** DATA ENTRIES **
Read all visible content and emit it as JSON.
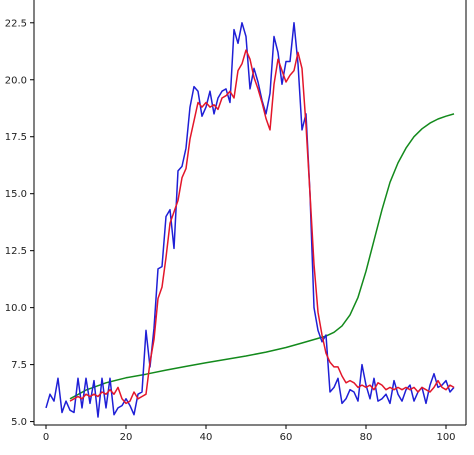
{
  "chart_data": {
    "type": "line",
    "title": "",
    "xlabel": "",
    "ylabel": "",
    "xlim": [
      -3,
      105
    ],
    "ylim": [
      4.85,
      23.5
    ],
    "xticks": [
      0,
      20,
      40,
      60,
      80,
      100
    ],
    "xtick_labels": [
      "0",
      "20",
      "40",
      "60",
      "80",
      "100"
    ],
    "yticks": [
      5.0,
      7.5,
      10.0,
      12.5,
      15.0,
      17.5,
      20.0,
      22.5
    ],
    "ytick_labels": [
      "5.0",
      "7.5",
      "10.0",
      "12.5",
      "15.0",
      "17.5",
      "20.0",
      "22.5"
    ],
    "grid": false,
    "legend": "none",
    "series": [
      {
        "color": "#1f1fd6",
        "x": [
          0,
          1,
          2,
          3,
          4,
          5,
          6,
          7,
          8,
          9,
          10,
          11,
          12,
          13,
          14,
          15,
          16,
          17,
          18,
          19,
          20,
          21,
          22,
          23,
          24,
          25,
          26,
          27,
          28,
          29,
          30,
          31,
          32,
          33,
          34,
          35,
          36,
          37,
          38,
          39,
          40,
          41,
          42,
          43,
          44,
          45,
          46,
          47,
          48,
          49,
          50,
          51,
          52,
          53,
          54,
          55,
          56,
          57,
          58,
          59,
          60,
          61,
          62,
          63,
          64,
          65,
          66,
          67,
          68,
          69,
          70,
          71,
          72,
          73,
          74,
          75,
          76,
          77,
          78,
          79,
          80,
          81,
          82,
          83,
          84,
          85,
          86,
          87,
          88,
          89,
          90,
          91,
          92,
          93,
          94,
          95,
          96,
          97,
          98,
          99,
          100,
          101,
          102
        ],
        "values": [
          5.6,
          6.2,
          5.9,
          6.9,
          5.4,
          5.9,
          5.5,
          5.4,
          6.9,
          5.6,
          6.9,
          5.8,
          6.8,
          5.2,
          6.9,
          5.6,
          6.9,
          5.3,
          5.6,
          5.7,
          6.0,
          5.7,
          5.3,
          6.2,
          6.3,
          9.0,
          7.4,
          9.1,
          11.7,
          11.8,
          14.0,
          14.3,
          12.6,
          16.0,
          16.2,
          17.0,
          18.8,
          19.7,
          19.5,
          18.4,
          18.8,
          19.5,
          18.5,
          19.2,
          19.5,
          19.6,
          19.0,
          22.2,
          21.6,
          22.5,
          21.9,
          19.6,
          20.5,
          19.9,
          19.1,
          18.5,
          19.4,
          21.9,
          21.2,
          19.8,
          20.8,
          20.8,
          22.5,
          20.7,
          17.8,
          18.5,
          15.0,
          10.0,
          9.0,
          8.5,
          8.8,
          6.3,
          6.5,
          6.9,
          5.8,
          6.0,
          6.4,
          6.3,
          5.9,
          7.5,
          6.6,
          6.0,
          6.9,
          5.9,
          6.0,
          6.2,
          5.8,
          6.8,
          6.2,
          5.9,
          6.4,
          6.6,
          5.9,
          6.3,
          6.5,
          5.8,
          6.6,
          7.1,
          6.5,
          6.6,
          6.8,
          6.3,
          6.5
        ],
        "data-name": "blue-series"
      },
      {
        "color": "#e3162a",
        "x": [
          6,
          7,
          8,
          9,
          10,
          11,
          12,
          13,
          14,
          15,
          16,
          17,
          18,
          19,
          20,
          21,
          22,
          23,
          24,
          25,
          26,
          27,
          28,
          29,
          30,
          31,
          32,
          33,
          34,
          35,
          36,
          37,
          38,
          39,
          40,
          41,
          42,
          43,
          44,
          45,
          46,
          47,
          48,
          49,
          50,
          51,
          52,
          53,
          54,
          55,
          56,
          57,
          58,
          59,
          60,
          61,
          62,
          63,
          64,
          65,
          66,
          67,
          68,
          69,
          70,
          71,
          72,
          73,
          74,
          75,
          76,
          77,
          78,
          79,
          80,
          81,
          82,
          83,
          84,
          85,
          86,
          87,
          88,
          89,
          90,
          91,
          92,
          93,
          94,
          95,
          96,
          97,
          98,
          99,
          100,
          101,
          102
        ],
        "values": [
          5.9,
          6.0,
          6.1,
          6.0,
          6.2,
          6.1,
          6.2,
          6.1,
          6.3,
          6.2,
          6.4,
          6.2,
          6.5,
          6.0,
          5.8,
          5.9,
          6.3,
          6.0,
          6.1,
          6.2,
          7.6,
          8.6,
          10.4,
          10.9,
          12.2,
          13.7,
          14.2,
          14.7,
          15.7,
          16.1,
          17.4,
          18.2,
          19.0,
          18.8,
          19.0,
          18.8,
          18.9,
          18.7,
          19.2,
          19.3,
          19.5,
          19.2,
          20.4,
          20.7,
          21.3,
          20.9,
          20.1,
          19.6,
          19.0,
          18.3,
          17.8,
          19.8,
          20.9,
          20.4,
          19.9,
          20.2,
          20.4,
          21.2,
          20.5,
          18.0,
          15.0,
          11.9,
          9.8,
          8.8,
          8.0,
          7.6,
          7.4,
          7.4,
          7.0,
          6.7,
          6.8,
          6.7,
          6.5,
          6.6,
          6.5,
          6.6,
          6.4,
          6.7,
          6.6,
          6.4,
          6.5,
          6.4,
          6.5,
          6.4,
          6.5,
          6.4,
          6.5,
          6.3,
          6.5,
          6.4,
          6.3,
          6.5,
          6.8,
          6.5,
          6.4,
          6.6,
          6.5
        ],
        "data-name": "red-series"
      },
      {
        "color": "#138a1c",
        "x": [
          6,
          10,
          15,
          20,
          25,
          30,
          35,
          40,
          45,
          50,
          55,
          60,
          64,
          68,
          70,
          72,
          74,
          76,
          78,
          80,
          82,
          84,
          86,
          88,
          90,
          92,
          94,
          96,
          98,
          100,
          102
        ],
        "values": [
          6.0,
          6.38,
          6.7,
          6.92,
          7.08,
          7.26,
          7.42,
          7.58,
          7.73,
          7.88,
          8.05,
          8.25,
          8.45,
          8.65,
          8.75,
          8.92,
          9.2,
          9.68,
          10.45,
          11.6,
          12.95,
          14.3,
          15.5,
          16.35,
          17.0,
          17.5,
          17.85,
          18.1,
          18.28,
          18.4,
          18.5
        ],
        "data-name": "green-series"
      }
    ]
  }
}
--
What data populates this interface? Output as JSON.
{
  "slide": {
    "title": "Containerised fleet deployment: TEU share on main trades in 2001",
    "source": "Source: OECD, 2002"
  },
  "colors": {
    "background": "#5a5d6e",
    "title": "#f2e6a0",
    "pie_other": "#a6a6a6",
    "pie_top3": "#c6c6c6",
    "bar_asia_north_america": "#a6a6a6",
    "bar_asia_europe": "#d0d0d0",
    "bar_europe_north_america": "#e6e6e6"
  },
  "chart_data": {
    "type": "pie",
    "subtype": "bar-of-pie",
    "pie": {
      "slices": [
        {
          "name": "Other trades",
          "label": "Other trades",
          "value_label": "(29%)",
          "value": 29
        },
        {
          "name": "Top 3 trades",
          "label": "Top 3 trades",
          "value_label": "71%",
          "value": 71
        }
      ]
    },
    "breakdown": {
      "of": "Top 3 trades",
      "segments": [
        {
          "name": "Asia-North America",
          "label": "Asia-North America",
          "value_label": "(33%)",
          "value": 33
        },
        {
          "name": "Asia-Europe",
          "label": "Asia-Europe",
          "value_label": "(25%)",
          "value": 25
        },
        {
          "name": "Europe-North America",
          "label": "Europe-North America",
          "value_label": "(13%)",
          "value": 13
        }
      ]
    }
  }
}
...
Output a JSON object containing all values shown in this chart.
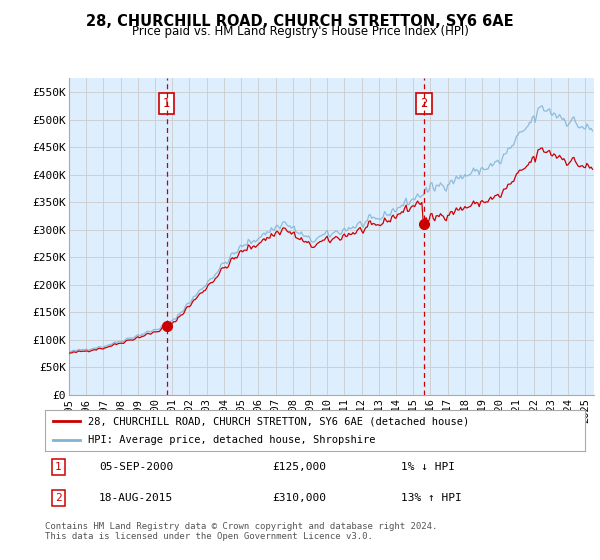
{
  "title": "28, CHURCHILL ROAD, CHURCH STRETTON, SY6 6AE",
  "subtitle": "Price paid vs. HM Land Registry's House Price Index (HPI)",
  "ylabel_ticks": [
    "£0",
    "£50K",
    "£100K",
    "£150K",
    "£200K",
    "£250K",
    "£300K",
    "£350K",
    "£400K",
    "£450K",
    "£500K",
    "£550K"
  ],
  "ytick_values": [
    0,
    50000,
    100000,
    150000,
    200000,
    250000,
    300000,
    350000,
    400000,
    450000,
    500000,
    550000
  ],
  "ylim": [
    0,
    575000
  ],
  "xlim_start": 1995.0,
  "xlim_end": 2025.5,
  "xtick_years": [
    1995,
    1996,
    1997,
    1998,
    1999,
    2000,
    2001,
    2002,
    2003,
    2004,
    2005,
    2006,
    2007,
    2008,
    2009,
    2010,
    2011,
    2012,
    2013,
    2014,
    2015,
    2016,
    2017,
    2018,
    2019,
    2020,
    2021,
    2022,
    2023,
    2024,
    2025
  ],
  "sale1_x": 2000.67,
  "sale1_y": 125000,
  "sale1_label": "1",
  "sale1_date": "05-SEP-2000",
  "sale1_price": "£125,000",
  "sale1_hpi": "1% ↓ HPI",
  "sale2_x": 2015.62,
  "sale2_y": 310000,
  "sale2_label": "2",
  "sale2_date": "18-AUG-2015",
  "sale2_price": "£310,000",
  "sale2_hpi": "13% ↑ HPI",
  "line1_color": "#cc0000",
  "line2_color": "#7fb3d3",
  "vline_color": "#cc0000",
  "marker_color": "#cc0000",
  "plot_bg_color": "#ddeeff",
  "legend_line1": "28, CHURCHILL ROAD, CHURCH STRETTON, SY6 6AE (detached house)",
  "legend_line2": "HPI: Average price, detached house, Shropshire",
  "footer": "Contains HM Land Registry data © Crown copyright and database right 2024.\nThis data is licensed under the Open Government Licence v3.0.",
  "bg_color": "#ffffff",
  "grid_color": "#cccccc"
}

** OBJECTIVE **
From the listing above, copy every line that holds the string "detached".

** OUTPUT FOR THIS TASK **
  "legend_line1": "28, CHURCHILL ROAD, CHURCH STRETTON, SY6 6AE (detached house)",
  "legend_line2": "HPI: Average price, detached house, Shropshire",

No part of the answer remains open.